• **Given exercise**
Identify and copy all lines of the material where the string "Output" is found.

• **Records from a data collection**
----------

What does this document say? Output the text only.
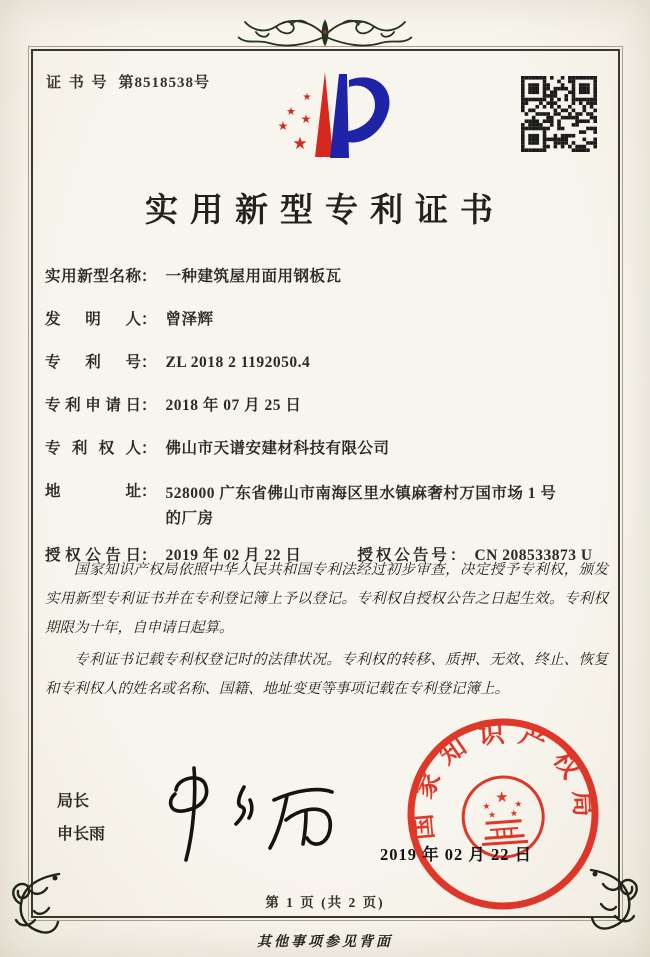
证 书 号 第8518538号
★
★
★
★
★
实用新型专利证书
实用新型名称 ： 一种建筑屋用面用钢板瓦
发明人 ： 曾泽辉
专利号 ： ZL 2018 2 1192050.4
专利申请日 ： 2018 年 07 月 25 日
专利权人 ： 佛山市天谱安建材科技有限公司
地址 ： 528000 广东省佛山市南海区里水镇麻奢村万国市场 1 号的厂房
授权公告日 ： 2019 年 02 月 22 日	授权公告号 ： CN 208533873 U

国家知识产权局依照中华人民共和国专利法经过初步审查，决定授予专利权，颁发实用新型专利证书并在专利登记簿上予以登记。专利权自授权公告之日起生效。专利权期限为十年，自申请日起算。

专利证书记载专利权登记时的法律状况。专利权的转移、质押、无效、终止、恢复和专利权人的姓名或名称、国籍、地址变更等事项记载在专利登记簿上。

局长
申长雨	国家知识产权局
★
★	★
★ ★
2019 年 02 月 22 日
第 1 页 (共 2 页)
其他事项参见背面
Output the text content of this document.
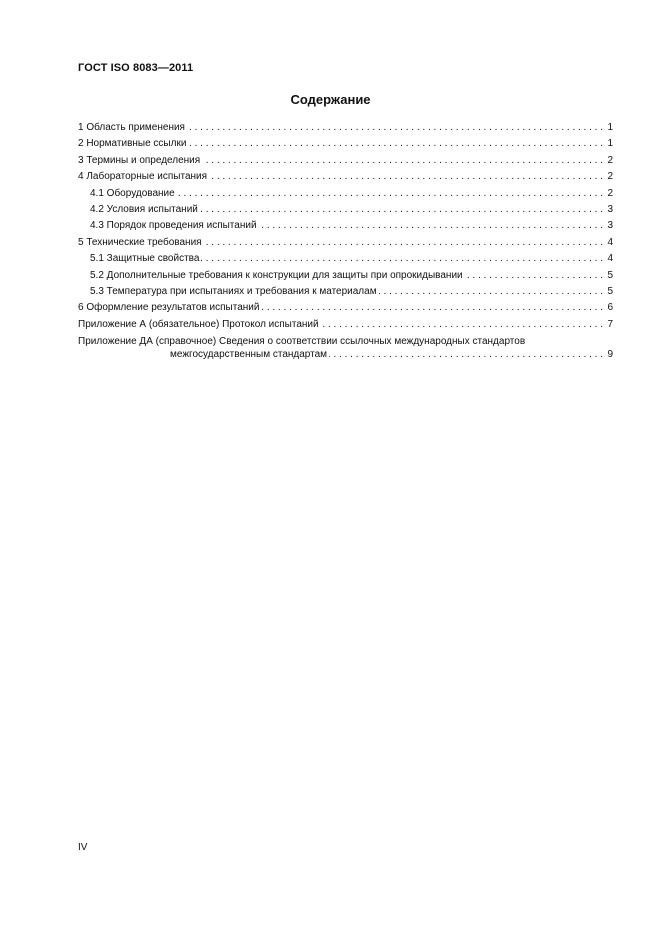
ГОСТ ISO 8083—2011
Содержание
1 Область применения . . .	1
2 Нормативные ссылки . . .	1
3 Термины и определения . . .	2
4 Лабораторные испытания . . .	2
4.1 Оборудование . . .	2
4.2 Условия испытаний . . .	3
4.3 Порядок проведения испытаний . . .	3
5 Технические требования . . .	4
5.1 Защитные свойства . . .	4
5.2 Дополнительные требования к конструкции для защиты при опрокидывании . . .	5
5.3 Температура при испытаниях и требования к материалам . . .	5
6 Оформление результатов испытаний . . .	6
Приложение А (обязательное) Протокол испытаний . . .	7
Приложение ДА (справочное) Сведения о соответствии ссылочных международных стандартов
межгосударственным стандартам . . .	9
IV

----------

• **Answer below**
What does this document say? Output the text only.
Output the text content of this document.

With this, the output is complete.